#### Data for this exercise:

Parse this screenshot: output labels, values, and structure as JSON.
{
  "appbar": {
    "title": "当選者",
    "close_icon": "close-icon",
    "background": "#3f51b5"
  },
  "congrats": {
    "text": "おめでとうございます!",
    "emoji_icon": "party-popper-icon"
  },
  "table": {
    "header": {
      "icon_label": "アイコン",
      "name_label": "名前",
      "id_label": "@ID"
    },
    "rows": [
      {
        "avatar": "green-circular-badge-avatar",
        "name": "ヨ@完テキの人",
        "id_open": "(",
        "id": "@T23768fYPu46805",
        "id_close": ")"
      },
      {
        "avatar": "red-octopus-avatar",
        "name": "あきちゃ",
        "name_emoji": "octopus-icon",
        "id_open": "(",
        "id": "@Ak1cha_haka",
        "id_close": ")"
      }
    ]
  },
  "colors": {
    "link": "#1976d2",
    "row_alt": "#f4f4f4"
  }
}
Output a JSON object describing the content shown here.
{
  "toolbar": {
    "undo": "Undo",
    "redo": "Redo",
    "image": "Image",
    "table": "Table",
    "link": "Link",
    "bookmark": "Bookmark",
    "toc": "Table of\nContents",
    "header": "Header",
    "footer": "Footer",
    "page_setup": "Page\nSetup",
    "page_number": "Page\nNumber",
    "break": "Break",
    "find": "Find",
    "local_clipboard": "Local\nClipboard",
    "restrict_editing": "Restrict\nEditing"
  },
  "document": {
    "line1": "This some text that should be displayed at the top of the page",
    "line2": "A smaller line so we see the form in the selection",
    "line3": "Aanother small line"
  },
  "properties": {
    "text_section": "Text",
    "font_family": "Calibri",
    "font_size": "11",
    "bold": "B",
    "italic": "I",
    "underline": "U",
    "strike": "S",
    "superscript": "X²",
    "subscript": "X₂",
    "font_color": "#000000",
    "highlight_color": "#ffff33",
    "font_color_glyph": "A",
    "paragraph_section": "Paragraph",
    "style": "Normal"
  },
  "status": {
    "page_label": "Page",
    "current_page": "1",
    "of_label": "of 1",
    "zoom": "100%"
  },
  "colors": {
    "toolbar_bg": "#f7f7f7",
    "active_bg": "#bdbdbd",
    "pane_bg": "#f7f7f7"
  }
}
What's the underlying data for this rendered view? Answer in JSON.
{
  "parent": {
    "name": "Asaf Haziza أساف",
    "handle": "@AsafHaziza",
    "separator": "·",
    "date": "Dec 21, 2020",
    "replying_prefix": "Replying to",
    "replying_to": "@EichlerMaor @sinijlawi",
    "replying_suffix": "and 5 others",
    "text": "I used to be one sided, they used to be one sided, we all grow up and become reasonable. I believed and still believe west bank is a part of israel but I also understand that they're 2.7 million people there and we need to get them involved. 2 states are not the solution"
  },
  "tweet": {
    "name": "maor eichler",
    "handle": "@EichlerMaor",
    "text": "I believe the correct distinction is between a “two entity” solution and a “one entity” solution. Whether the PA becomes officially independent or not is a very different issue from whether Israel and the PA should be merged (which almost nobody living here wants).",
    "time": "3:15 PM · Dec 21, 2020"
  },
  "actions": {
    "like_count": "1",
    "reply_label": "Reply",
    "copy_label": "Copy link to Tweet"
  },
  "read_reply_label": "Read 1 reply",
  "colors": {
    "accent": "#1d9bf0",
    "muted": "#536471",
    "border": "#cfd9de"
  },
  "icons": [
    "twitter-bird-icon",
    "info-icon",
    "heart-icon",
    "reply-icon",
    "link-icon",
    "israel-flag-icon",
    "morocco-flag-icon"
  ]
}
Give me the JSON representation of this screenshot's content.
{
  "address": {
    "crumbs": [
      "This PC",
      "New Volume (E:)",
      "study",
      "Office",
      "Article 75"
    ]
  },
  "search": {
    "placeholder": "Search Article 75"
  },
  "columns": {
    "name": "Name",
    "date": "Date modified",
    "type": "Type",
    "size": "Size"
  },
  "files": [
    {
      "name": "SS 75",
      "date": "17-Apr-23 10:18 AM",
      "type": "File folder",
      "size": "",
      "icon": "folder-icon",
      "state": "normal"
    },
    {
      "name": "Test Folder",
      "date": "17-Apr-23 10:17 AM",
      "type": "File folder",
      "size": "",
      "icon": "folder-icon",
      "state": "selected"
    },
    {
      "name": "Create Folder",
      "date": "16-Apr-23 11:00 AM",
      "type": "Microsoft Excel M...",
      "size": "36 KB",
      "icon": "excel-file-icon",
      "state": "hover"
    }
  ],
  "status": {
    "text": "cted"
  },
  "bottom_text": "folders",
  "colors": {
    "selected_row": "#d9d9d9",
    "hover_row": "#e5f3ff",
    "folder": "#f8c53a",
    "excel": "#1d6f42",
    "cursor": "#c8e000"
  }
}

#### Task description:
From the listing above, collect each line in which the string "screenshot" appears.

#### Answer to the problem:
Parse this screenshot: output labels, values, and structure as JSON.
Give me the JSON representation of this screenshot's content.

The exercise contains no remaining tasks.